**Extracted material:**
>>>>
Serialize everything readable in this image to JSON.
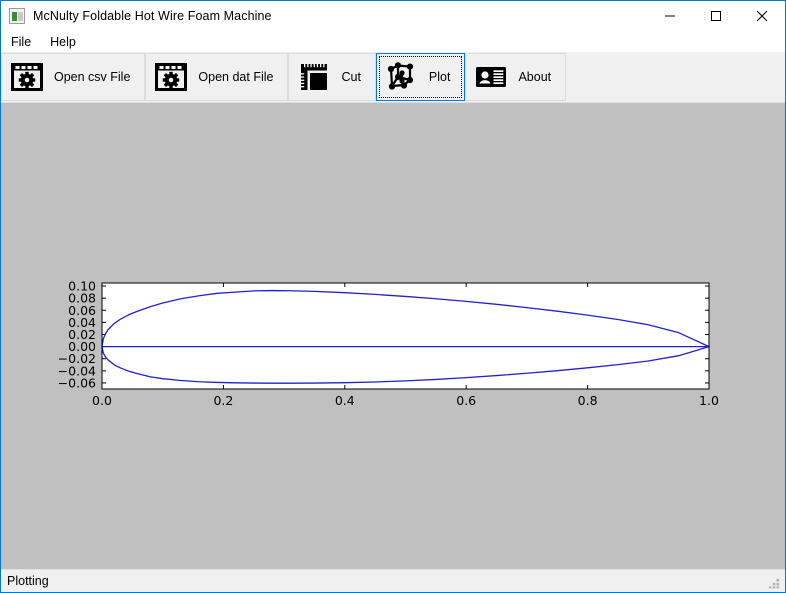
{
  "window": {
    "title": "McNulty Foldable Hot Wire Foam Machine",
    "icon": "app-window-icon",
    "accent_color": "#0078d7",
    "client_background": "#c0c0c0",
    "chrome_background": "#f0f0f0",
    "caption_buttons": [
      {
        "name": "minimize",
        "glyph": "—"
      },
      {
        "name": "maximize",
        "glyph": "□"
      },
      {
        "name": "close",
        "glyph": "✕"
      }
    ]
  },
  "menubar": {
    "items": [
      {
        "label": "File"
      },
      {
        "label": "Help"
      }
    ]
  },
  "toolbar": {
    "buttons": [
      {
        "label": "Open csv File",
        "icon": "window-gear-icon",
        "selected": false
      },
      {
        "label": "Open dat File",
        "icon": "window-gear-icon",
        "selected": false
      },
      {
        "label": "Cut",
        "icon": "ruler-square-icon",
        "selected": false
      },
      {
        "label": "Plot",
        "icon": "node-graph-icon",
        "selected": true
      },
      {
        "label": "About",
        "icon": "id-card-icon",
        "selected": false
      }
    ]
  },
  "statusbar": {
    "text": "Plotting",
    "grip": "resize-grip-icon"
  },
  "chart_data": {
    "type": "line",
    "title": "",
    "xlabel": "",
    "ylabel": "",
    "xlim": [
      0.0,
      1.0
    ],
    "ylim": [
      -0.07,
      0.105
    ],
    "grid": false,
    "legend": false,
    "line_color": "#2222cc",
    "background": "#ffffff",
    "figure_background": "#c0c0c0",
    "xticks": [
      0.0,
      0.2,
      0.4,
      0.6,
      0.8,
      1.0
    ],
    "xtick_labels": [
      "0.0",
      "0.2",
      "0.4",
      "0.6",
      "0.8",
      "1.0"
    ],
    "yticks": [
      -0.06,
      -0.04,
      -0.02,
      0.0,
      0.02,
      0.04,
      0.06,
      0.08,
      0.1
    ],
    "ytick_labels": [
      "-0.06",
      "-0.04",
      "-0.02",
      "0.00",
      "0.02",
      "0.04",
      "0.06",
      "0.08",
      "0.10"
    ],
    "series": [
      {
        "name": "upper-surface",
        "x": [
          0.0,
          0.002,
          0.005,
          0.01,
          0.02,
          0.03,
          0.045,
          0.06,
          0.08,
          0.1,
          0.13,
          0.16,
          0.19,
          0.22,
          0.25,
          0.28,
          0.31,
          0.35,
          0.4,
          0.45,
          0.5,
          0.55,
          0.6,
          0.65,
          0.7,
          0.75,
          0.8,
          0.85,
          0.9,
          0.95,
          1.0
        ],
        "y": [
          0.0,
          0.012,
          0.02,
          0.028,
          0.038,
          0.045,
          0.053,
          0.059,
          0.066,
          0.072,
          0.079,
          0.084,
          0.088,
          0.09,
          0.092,
          0.0925,
          0.0922,
          0.0912,
          0.089,
          0.0862,
          0.0828,
          0.079,
          0.0746,
          0.0698,
          0.0644,
          0.0585,
          0.052,
          0.0448,
          0.036,
          0.023,
          0.0
        ]
      },
      {
        "name": "lower-surface",
        "x": [
          0.0,
          0.002,
          0.005,
          0.01,
          0.02,
          0.03,
          0.045,
          0.06,
          0.08,
          0.1,
          0.13,
          0.16,
          0.19,
          0.22,
          0.25,
          0.28,
          0.31,
          0.35,
          0.4,
          0.45,
          0.5,
          0.55,
          0.6,
          0.65,
          0.7,
          0.75,
          0.8,
          0.85,
          0.9,
          0.95,
          1.0
        ],
        "y": [
          0.0,
          -0.01,
          -0.016,
          -0.022,
          -0.03,
          -0.035,
          -0.041,
          -0.045,
          -0.05,
          -0.053,
          -0.056,
          -0.058,
          -0.0592,
          -0.0598,
          -0.0602,
          -0.0604,
          -0.0604,
          -0.0602,
          -0.0596,
          -0.0584,
          -0.0566,
          -0.0542,
          -0.0512,
          -0.0478,
          -0.044,
          -0.0398,
          -0.035,
          -0.0298,
          -0.0238,
          -0.015,
          0.0
        ]
      },
      {
        "name": "chord-line",
        "x": [
          0.0,
          1.0
        ],
        "y": [
          0.0,
          0.0
        ]
      }
    ]
  }
}
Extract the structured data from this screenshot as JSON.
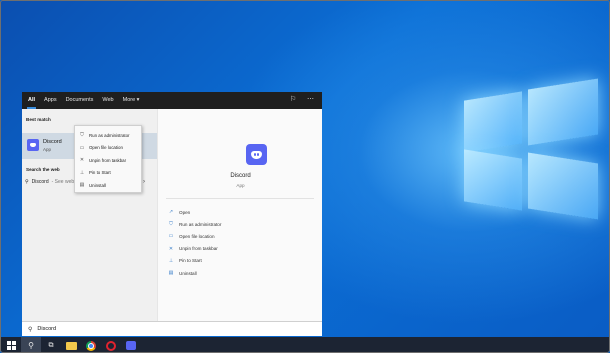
{
  "search_panel": {
    "tabs": [
      {
        "label": "All",
        "active": true
      },
      {
        "label": "Apps"
      },
      {
        "label": "Documents"
      },
      {
        "label": "Web"
      },
      {
        "label": "More ▾"
      }
    ],
    "top_icons": [
      "feedback-icon",
      "more-options-icon"
    ],
    "best_match_label": "Best match",
    "best_match": {
      "name": "Discord",
      "type": "App"
    },
    "search_web_label": "Search the web",
    "web_result": {
      "name": "Discord",
      "sub": "- See web results"
    },
    "context_menu": [
      {
        "label": "Run as administrator",
        "icon": "shield-icon"
      },
      {
        "label": "Open file location",
        "icon": "folder-icon"
      },
      {
        "label": "Unpin from taskbar",
        "icon": "unpin-icon"
      },
      {
        "label": "Pin to Start",
        "icon": "pin-icon"
      },
      {
        "label": "Uninstall",
        "icon": "trash-icon"
      }
    ],
    "right_pane": {
      "title": "Discord",
      "subtitle": "App",
      "actions": [
        {
          "label": "Open",
          "icon": "open-icon"
        },
        {
          "label": "Run as administrator",
          "icon": "shield-icon"
        },
        {
          "label": "Open file location",
          "icon": "folder-icon"
        },
        {
          "label": "Unpin from taskbar",
          "icon": "unpin-icon"
        },
        {
          "label": "Pin to Start",
          "icon": "pin-icon"
        },
        {
          "label": "Uninstall",
          "icon": "trash-icon"
        }
      ]
    }
  },
  "searchbox": {
    "value": "Discord"
  },
  "taskbar": {
    "items": [
      "start-button",
      "search-button",
      "task-view-button",
      "file-explorer",
      "chrome",
      "opera",
      "discord"
    ]
  },
  "colors": {
    "accent": "#3b8fde",
    "discord": "#5865f2",
    "taskbar": "#1c2433"
  }
}
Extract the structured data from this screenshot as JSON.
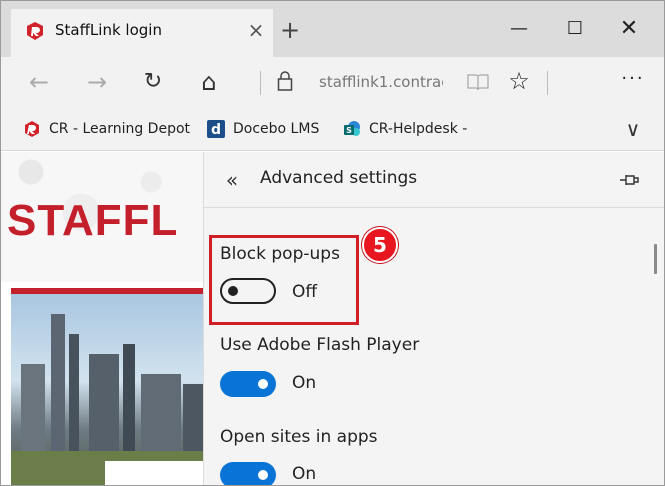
{
  "tab": {
    "title": "StaffLink login",
    "close_glyph": "×",
    "new_tab_glyph": "+",
    "icon": "stafflink-logo-icon"
  },
  "window_controls": {
    "minimize": "—",
    "maximize": "☐",
    "close": "✕"
  },
  "nav": {
    "back": "←",
    "forward": "→",
    "refresh": "↻",
    "home": "⌂",
    "url": "stafflink1.contrac",
    "reading_view": "📖",
    "favorite": "☆",
    "more": "···"
  },
  "favorites": {
    "items": [
      {
        "label": "CR - Learning Depot",
        "icon": "cr-logo-icon"
      },
      {
        "label": "Docebo LMS",
        "icon": "docebo-d-icon"
      },
      {
        "label": "CR-Helpdesk -",
        "icon": "sharepoint-icon"
      }
    ],
    "overflow": "∨"
  },
  "page": {
    "brand_text": "STAFFL"
  },
  "panel": {
    "back_glyph": "«",
    "title": "Advanced settings",
    "settings": [
      {
        "label": "Block pop-ups",
        "state": "Off",
        "on": false
      },
      {
        "label": "Use Adobe Flash Player",
        "state": "On",
        "on": true
      },
      {
        "label": "Open sites in apps",
        "state": "On",
        "on": true
      }
    ],
    "step_badge": "5"
  },
  "colors": {
    "accent_red": "#c4202b",
    "toggle_blue": "#0a74d6",
    "highlight_red": "#d11f26"
  }
}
<<<<
**Written problem:** Go through the records and copy each line with "true" in it.

**Answer to the problem:**
        "selected": true
        "active": true
        "on": true
        "on": true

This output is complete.